## JOB
Counting only lines that hold "Typical", give the total and nothing more.
^^^^^^^^
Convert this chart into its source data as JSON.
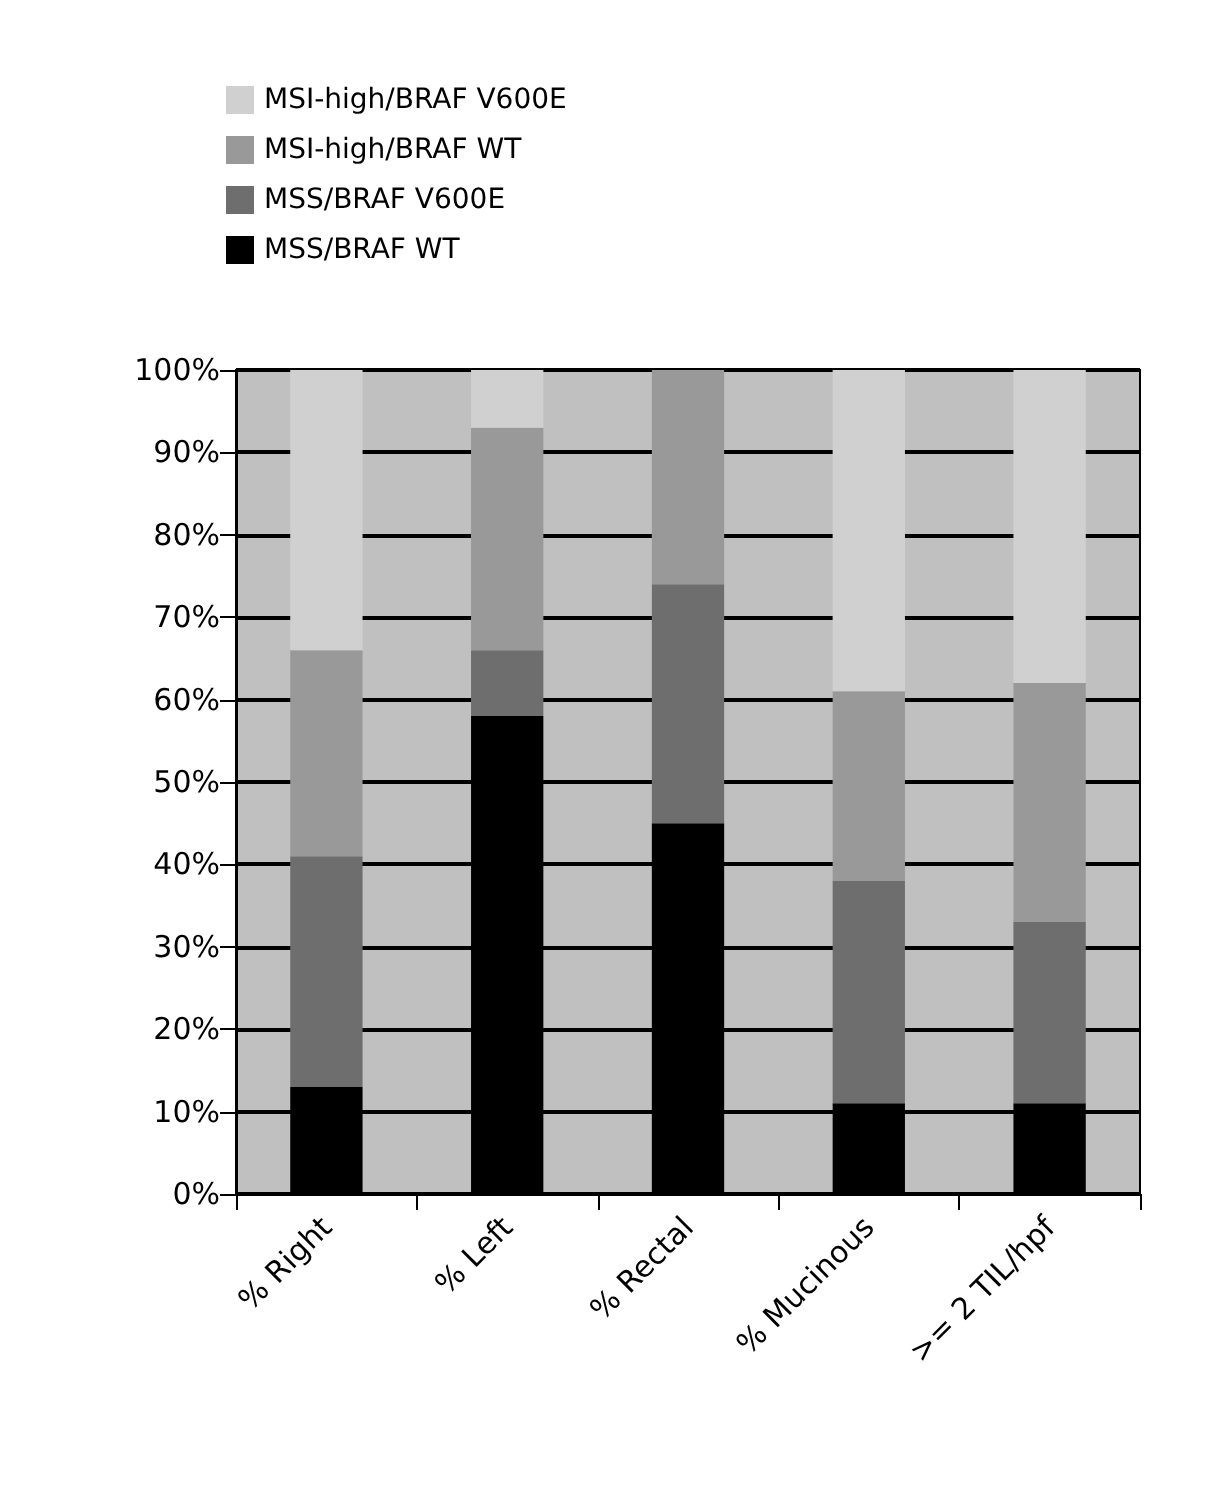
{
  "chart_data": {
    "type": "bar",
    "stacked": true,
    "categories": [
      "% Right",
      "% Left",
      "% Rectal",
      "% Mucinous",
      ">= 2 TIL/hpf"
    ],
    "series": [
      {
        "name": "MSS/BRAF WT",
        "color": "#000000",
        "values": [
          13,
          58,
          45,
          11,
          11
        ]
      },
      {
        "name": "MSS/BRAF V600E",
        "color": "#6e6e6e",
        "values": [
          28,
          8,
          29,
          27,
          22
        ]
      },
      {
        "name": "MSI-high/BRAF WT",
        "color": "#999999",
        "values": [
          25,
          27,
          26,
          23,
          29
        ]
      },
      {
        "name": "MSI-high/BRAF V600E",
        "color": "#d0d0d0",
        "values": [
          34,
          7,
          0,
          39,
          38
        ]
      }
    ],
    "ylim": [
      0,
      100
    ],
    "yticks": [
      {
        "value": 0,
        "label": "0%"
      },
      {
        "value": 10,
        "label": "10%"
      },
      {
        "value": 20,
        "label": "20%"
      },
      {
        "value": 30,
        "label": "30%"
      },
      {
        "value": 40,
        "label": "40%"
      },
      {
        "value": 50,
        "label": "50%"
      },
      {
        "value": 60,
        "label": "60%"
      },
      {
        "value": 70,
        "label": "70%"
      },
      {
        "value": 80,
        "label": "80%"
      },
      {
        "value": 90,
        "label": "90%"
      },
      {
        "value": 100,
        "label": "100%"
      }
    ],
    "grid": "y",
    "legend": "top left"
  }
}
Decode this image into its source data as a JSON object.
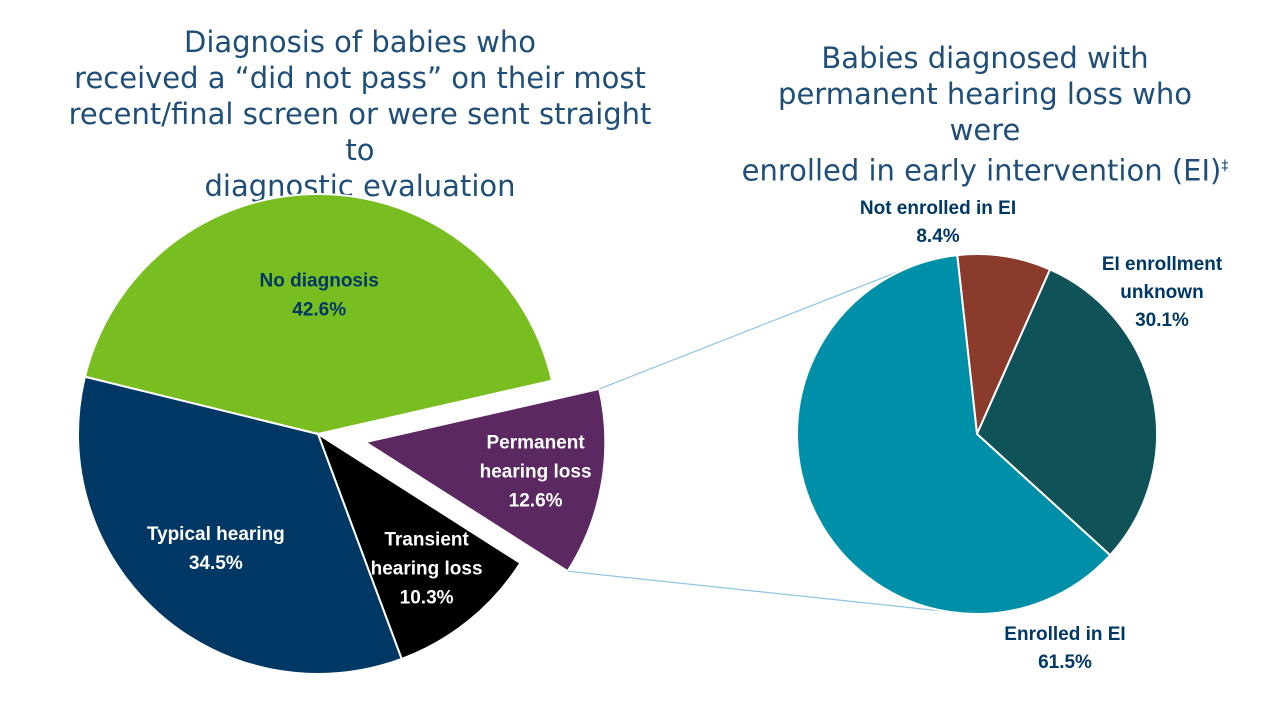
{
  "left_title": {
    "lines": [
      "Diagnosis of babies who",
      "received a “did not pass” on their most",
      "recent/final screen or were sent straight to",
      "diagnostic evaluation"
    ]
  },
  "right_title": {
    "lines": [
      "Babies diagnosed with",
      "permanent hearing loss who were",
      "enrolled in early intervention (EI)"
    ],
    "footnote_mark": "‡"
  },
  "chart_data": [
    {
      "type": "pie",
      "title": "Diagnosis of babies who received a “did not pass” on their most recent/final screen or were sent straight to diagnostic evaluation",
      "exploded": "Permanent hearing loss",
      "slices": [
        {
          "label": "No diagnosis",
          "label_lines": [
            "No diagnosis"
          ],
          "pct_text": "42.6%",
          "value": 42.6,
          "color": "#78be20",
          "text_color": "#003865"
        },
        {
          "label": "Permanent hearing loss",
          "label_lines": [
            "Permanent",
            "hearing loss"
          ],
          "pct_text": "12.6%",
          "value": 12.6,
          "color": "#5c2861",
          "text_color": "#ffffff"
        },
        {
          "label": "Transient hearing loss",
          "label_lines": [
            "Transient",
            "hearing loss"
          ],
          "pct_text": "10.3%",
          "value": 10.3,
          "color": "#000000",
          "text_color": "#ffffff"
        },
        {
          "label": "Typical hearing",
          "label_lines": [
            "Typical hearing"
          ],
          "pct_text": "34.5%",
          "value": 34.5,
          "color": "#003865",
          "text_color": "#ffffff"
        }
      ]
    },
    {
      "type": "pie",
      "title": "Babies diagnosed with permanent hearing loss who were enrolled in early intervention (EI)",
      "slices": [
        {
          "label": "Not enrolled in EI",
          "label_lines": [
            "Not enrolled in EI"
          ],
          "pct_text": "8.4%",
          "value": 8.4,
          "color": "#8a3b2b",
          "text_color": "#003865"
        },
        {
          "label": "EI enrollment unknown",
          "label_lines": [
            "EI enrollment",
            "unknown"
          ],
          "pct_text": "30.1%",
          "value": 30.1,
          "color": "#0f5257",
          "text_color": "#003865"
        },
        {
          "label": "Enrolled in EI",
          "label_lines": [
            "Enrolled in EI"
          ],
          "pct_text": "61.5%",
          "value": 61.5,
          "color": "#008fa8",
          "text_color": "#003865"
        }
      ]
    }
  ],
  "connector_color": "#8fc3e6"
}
^^^^^^^^
## THE OUTPUT
2